EXERCISE: Copy out the listing that follows, exact in every word, and skip the images.

= = = = = = =

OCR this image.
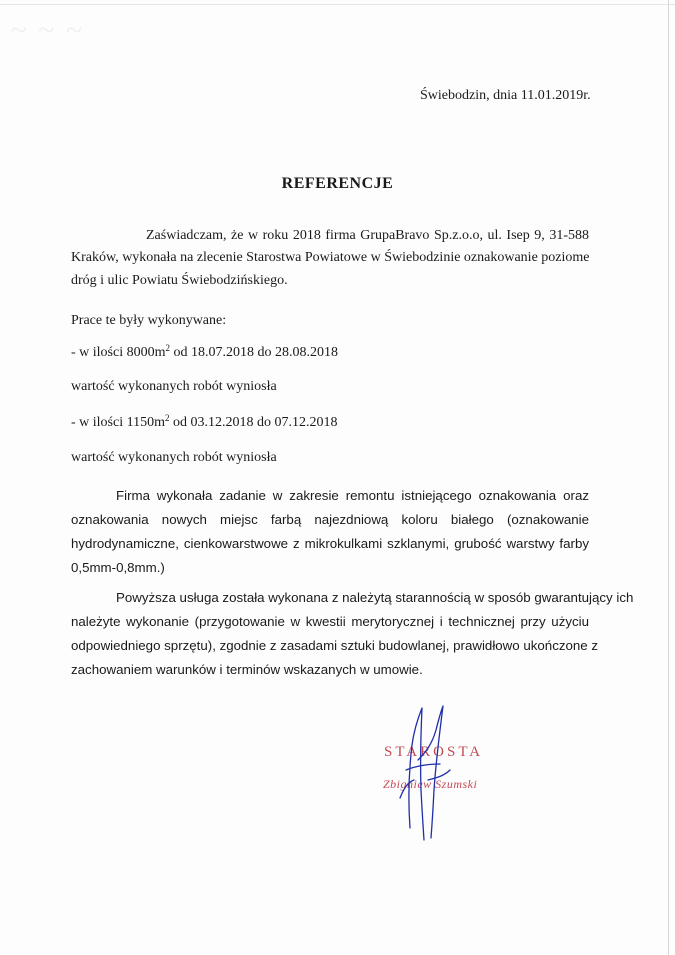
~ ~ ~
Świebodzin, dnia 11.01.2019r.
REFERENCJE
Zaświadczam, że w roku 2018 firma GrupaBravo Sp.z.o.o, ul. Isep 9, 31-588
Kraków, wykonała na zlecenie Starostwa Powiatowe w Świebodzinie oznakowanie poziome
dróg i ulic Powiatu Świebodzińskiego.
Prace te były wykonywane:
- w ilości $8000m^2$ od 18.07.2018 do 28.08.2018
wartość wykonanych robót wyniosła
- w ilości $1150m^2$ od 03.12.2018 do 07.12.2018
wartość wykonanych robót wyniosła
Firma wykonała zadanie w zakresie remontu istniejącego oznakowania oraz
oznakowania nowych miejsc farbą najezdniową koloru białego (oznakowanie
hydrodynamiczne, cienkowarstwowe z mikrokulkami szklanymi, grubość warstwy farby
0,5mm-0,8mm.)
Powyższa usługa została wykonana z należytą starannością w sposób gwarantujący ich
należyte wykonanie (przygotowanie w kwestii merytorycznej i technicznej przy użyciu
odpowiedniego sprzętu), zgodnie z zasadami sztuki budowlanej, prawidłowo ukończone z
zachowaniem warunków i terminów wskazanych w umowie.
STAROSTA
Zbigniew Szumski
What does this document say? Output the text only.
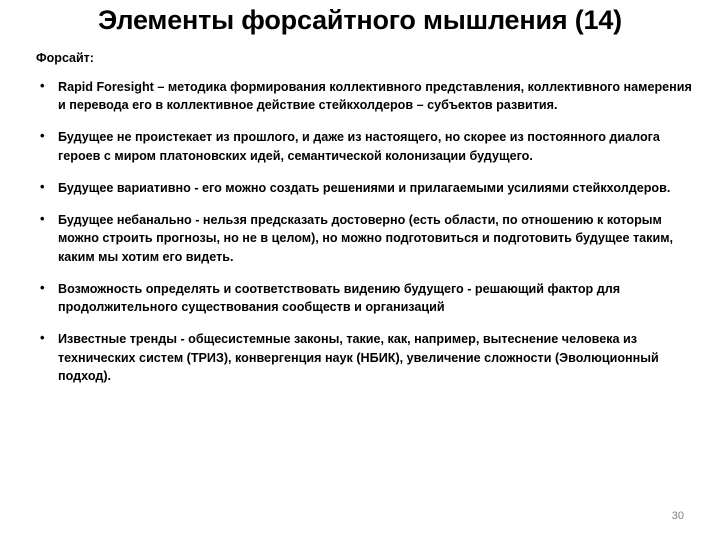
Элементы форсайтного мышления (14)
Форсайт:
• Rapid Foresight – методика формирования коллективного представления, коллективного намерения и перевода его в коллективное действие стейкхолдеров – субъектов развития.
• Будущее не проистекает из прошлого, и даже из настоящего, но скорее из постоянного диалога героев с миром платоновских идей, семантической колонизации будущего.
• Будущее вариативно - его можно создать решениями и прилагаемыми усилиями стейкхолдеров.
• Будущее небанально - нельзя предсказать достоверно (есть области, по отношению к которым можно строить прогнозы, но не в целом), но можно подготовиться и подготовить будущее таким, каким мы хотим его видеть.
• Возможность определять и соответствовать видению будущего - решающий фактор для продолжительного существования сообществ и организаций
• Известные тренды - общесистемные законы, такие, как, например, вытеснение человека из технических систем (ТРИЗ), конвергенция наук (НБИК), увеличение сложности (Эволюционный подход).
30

= = = = = = =

THE ANSWER:
OCR this image.
~ ~ ~
Świebodzin, dnia 11.01.2019r.
REFERENCJE
Zaświadczam, że w roku 2018 firma GrupaBravo Sp.z.o.o, ul. Isep 9, 31-588
Kraków, wykonała na zlecenie Starostwa Powiatowe w Świebodzinie oznakowanie poziome
dróg i ulic Powiatu Świebodzińskiego.
Prace te były wykonywane:
- w ilości $8000m^2$ od 18.07.2018 do 28.08.2018
wartość wykonanych robót wyniosła
- w ilości $1150m^2$ od 03.12.2018 do 07.12.2018
wartość wykonanych robót wyniosła
Firma wykonała zadanie w zakresie remontu istniejącego oznakowania oraz
oznakowania nowych miejsc farbą najezdniową koloru białego (oznakowanie
hydrodynamiczne, cienkowarstwowe z mikrokulkami szklanymi, grubość warstwy farby
0,5mm-0,8mm.)
Powyższa usługa została wykonana z należytą starannością w sposób gwarantujący ich
należyte wykonanie (przygotowanie w kwestii merytorycznej i technicznej przy użyciu
odpowiedniego sprzętu), zgodnie z zasadami sztuki budowlanej, prawidłowo ukończone z
zachowaniem warunków i terminów wskazanych w umowie.
STAROSTA
Zbigniew Szumski
What does this document say? Output the text only.
Элементы форсайтного мышления (14)
Форсайт:
• Rapid Foresight – методика формирования коллективного представления, коллективного намерения и перевода его в коллективное действие стейкхолдеров – субъектов развития.
• Будущее не проистекает из прошлого, и даже из настоящего, но скорее из постоянного диалога героев с миром платоновских идей, семантической колонизации будущего.
• Будущее вариативно - его можно создать решениями и прилагаемыми усилиями стейкхолдеров.
• Будущее небанально - нельзя предсказать достоверно (есть области, по отношению к которым можно строить прогнозы, но не в целом), но можно подготовиться и подготовить будущее таким, каким мы хотим его видеть.
• Возможность определять и соответствовать видению будущего - решающий фактор для продолжительного существования сообществ и организаций
• Известные тренды - общесистемные законы, такие, как, например, вытеснение человека из технических систем (ТРИЗ), конвергенция наук (НБИК), увеличение сложности (Эволюционный подход).
30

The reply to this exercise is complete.